(STATED GOAL):
Reproduce every line of the records below word for word, changing no character.
— BEGIN —
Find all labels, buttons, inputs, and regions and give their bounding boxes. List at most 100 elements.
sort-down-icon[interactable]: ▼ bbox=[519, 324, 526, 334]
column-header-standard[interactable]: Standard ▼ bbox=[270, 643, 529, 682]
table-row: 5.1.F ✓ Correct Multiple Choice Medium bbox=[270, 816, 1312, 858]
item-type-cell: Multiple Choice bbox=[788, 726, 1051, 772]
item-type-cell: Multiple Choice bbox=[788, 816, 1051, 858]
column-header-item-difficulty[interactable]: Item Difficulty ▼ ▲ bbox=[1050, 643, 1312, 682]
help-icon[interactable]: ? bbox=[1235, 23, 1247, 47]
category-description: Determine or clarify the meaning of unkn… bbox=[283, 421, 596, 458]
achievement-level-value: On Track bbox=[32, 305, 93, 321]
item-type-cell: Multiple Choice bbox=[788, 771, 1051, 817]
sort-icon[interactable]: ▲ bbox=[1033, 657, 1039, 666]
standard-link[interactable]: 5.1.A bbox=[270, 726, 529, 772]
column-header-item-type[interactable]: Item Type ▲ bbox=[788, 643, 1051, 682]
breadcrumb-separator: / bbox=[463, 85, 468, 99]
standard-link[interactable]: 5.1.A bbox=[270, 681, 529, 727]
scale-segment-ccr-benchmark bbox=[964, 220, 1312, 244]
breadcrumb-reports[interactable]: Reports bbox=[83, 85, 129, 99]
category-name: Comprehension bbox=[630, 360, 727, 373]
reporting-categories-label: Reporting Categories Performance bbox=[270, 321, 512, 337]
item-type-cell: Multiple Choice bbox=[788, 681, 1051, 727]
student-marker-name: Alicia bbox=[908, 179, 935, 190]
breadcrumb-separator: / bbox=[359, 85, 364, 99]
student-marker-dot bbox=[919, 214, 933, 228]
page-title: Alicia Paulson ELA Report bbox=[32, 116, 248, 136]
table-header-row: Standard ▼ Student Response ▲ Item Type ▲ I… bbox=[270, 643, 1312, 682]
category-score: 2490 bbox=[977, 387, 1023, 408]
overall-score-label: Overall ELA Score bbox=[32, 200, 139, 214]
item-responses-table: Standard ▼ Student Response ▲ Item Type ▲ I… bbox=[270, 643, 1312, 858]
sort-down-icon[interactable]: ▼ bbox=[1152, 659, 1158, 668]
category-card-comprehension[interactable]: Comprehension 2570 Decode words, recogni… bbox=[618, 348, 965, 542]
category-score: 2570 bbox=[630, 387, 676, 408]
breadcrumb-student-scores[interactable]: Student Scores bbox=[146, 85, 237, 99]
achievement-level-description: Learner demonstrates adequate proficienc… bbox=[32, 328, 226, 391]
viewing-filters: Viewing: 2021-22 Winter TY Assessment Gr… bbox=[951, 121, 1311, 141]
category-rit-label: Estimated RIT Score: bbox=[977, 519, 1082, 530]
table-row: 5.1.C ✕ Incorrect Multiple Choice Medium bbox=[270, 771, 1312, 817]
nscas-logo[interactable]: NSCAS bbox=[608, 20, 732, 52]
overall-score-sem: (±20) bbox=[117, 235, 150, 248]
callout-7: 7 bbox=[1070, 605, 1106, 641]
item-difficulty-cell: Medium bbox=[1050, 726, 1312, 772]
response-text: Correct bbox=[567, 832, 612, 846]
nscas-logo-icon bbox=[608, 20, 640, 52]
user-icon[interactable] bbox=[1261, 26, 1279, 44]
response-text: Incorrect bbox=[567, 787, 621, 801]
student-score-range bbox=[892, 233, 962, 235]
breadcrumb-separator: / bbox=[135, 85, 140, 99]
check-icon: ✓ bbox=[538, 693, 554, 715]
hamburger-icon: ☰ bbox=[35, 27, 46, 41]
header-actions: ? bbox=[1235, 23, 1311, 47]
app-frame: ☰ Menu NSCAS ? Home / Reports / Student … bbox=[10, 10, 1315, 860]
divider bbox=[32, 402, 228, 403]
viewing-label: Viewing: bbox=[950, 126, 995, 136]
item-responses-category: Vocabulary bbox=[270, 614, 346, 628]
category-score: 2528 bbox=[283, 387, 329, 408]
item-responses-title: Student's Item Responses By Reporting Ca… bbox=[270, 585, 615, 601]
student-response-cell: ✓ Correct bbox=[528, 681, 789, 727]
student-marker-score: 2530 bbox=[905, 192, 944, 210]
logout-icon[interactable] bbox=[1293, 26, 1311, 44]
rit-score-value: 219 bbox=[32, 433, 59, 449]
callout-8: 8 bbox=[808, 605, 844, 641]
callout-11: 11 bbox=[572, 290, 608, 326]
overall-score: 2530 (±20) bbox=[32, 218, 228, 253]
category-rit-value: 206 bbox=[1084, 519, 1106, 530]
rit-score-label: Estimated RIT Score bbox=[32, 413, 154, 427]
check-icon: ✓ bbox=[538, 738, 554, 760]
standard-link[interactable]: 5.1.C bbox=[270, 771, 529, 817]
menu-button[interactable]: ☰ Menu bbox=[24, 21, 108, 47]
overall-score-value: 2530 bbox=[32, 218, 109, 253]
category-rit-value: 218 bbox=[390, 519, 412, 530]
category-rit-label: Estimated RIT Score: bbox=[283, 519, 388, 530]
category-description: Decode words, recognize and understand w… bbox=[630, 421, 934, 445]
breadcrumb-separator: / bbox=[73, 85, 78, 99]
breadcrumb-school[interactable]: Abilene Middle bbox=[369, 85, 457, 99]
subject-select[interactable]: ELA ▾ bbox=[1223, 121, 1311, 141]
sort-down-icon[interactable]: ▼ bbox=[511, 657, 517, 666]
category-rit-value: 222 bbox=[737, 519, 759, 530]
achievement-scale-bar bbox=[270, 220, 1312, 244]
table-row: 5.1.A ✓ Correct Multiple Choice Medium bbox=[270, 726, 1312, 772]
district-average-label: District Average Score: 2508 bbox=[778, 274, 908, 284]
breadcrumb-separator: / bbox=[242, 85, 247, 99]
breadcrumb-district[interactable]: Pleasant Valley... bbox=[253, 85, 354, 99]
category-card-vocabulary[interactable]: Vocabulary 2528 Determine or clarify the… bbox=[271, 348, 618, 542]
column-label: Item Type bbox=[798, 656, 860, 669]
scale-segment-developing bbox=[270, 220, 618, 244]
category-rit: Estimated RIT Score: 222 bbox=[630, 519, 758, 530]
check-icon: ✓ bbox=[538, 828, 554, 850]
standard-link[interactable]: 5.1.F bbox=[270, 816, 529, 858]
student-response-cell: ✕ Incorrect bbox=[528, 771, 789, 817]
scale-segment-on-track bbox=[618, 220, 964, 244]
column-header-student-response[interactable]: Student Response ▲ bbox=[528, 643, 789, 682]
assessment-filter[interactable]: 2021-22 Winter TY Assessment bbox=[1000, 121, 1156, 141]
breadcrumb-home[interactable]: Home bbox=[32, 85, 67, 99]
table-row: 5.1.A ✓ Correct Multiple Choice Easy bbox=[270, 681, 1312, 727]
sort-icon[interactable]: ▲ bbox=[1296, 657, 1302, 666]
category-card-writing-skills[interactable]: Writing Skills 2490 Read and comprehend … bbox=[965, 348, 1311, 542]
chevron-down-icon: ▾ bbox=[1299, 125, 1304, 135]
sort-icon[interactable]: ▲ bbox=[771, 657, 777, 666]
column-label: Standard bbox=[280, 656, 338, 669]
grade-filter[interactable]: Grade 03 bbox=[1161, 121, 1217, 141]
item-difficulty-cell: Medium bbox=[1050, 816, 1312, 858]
— END —
(EXERCISE OUTPUT):
Find all labels, buttons, inputs, and regions and give their bounding boxes. List at most 100 elements.
sort-down-icon[interactable]: ▼ bbox=[519, 324, 526, 334]
column-header-standard[interactable]: Standard ▼ bbox=[270, 643, 529, 682]
table-row: 5.1.F ✓ Correct Multiple Choice Medium bbox=[270, 816, 1312, 858]
item-type-cell: Multiple Choice bbox=[788, 726, 1051, 772]
item-type-cell: Multiple Choice bbox=[788, 816, 1051, 858]
column-header-item-difficulty[interactable]: Item Difficulty ▼ ▲ bbox=[1050, 643, 1312, 682]
help-icon[interactable]: ? bbox=[1235, 23, 1247, 47]
category-description: Determine or clarify the meaning of unkn… bbox=[283, 421, 596, 458]
achievement-level-value: On Track bbox=[32, 305, 93, 321]
item-type-cell: Multiple Choice bbox=[788, 771, 1051, 817]
sort-icon[interactable]: ▲ bbox=[1033, 657, 1039, 666]
standard-link[interactable]: 5.1.A bbox=[270, 726, 529, 772]
column-header-item-type[interactable]: Item Type ▲ bbox=[788, 643, 1051, 682]
breadcrumb-separator: / bbox=[463, 85, 468, 99]
standard-link[interactable]: 5.1.A bbox=[270, 681, 529, 727]
scale-segment-ccr-benchmark bbox=[964, 220, 1312, 244]
breadcrumb-reports[interactable]: Reports bbox=[83, 85, 129, 99]
category-name: Comprehension bbox=[630, 360, 727, 373]
reporting-categories-label: Reporting Categories Performance bbox=[270, 321, 512, 337]
item-type-cell: Multiple Choice bbox=[788, 681, 1051, 727]
student-marker-name: Alicia bbox=[908, 179, 935, 190]
breadcrumb-separator: / bbox=[359, 85, 364, 99]
student-marker-dot bbox=[919, 214, 933, 228]
page-title: Alicia Paulson ELA Report bbox=[32, 116, 248, 136]
table-header-row: Standard ▼ Student Response ▲ Item Type ▲ I… bbox=[270, 643, 1312, 682]
category-score: 2490 bbox=[977, 387, 1023, 408]
overall-score-label: Overall ELA Score bbox=[32, 200, 139, 214]
item-responses-table: Standard ▼ Student Response ▲ Item Type ▲ I… bbox=[270, 643, 1312, 858]
sort-down-icon[interactable]: ▼ bbox=[1152, 659, 1158, 668]
category-card-comprehension[interactable]: Comprehension 2570 Decode words, recogni… bbox=[618, 348, 965, 542]
category-score: 2570 bbox=[630, 387, 676, 408]
breadcrumb-student-scores[interactable]: Student Scores bbox=[146, 85, 237, 99]
achievement-level-description: Learner demonstrates adequate proficienc… bbox=[32, 328, 226, 391]
viewing-filters: Viewing: 2021-22 Winter TY Assessment Gr… bbox=[951, 121, 1311, 141]
category-rit-label: Estimated RIT Score: bbox=[977, 519, 1082, 530]
table-row: 5.1.C ✕ Incorrect Multiple Choice Medium bbox=[270, 771, 1312, 817]
nscas-logo[interactable]: NSCAS bbox=[608, 20, 732, 52]
overall-score-sem: (±20) bbox=[117, 235, 150, 248]
callout-7: 7 bbox=[1070, 605, 1106, 641]
item-difficulty-cell: Medium bbox=[1050, 726, 1312, 772]
response-text: Correct bbox=[567, 832, 612, 846]
nscas-logo-icon bbox=[608, 20, 640, 52]
user-icon[interactable] bbox=[1261, 26, 1279, 44]
response-text: Incorrect bbox=[567, 787, 621, 801]
student-score-range bbox=[892, 233, 962, 235]
breadcrumb-separator: / bbox=[135, 85, 140, 99]
check-icon: ✓ bbox=[538, 693, 554, 715]
hamburger-icon: ☰ bbox=[35, 27, 46, 41]
header-actions: ? bbox=[1235, 23, 1311, 47]
app-frame: ☰ Menu NSCAS ? Home / Reports / Student … bbox=[10, 10, 1315, 860]
divider bbox=[32, 402, 228, 403]
viewing-label: Viewing: bbox=[950, 126, 995, 136]
item-responses-category: Vocabulary bbox=[270, 614, 346, 628]
category-score: 2528 bbox=[283, 387, 329, 408]
item-responses-title: Student's Item Responses By Reporting Ca… bbox=[270, 585, 615, 601]
student-response-cell: ✓ Correct bbox=[528, 681, 789, 727]
student-marker-score: 2530 bbox=[905, 192, 944, 210]
logout-icon[interactable] bbox=[1293, 26, 1311, 44]
rit-score-value: 219 bbox=[32, 433, 59, 449]
callout-8: 8 bbox=[808, 605, 844, 641]
callout-11: 11 bbox=[572, 290, 608, 326]
overall-score: 2530 (±20) bbox=[32, 218, 228, 253]
category-rit-value: 206 bbox=[1084, 519, 1106, 530]
rit-score-label: Estimated RIT Score bbox=[32, 413, 154, 427]
check-icon: ✓ bbox=[538, 738, 554, 760]
standard-link[interactable]: 5.1.C bbox=[270, 771, 529, 817]
menu-button[interactable]: ☰ Menu bbox=[24, 21, 108, 47]
overall-score-value: 2530 bbox=[32, 218, 109, 253]
category-rit-value: 218 bbox=[390, 519, 412, 530]
category-rit-label: Estimated RIT Score: bbox=[283, 519, 388, 530]
category-description: Decode words, recognize and understand w… bbox=[630, 421, 934, 445]
breadcrumb-separator: / bbox=[73, 85, 78, 99]
breadcrumb-school[interactable]: Abilene Middle bbox=[369, 85, 457, 99]
subject-select[interactable]: ELA ▾ bbox=[1223, 121, 1311, 141]
sort-down-icon[interactable]: ▼ bbox=[511, 657, 517, 666]
category-rit-value: 222 bbox=[737, 519, 759, 530]
achievement-scale-bar bbox=[270, 220, 1312, 244]
table-row: 5.1.A ✓ Correct Multiple Choice Medium bbox=[270, 726, 1312, 772]
district-average-label: District Average Score: 2508 bbox=[778, 274, 908, 284]
breadcrumb-separator: / bbox=[242, 85, 247, 99]
breadcrumb-district[interactable]: Pleasant Valley... bbox=[253, 85, 354, 99]
category-card-vocabulary[interactable]: Vocabulary 2528 Determine or clarify the… bbox=[271, 348, 618, 542]
column-label: Item Type bbox=[798, 656, 860, 669]
scale-segment-developing bbox=[270, 220, 618, 244]
category-rit: Estimated RIT Score: 222 bbox=[630, 519, 758, 530]
check-icon: ✓ bbox=[538, 828, 554, 850]
standard-link[interactable]: 5.1.F bbox=[270, 816, 529, 858]
student-response-cell: ✕ Incorrect bbox=[528, 771, 789, 817]
scale-segment-on-track bbox=[618, 220, 964, 244]
column-header-student-response[interactable]: Student Response ▲ bbox=[528, 643, 789, 682]
assessment-filter[interactable]: 2021-22 Winter TY Assessment bbox=[1000, 121, 1156, 141]
breadcrumb-home[interactable]: Home bbox=[32, 85, 67, 99]
table-row: 5.1.A ✓ Correct Multiple Choice Easy bbox=[270, 681, 1312, 727]
sort-icon[interactable]: ▲ bbox=[1296, 657, 1302, 666]
category-card-writing-skills[interactable]: Writing Skills 2490 Read and comprehend … bbox=[965, 348, 1311, 542]
chevron-down-icon: ▾ bbox=[1299, 125, 1304, 135]
sort-icon[interactable]: ▲ bbox=[771, 657, 777, 666]
column-label: Standard bbox=[280, 656, 338, 669]
grade-filter[interactable]: Grade 03 bbox=[1161, 121, 1217, 141]
item-difficulty-cell: Medium bbox=[1050, 816, 1312, 858]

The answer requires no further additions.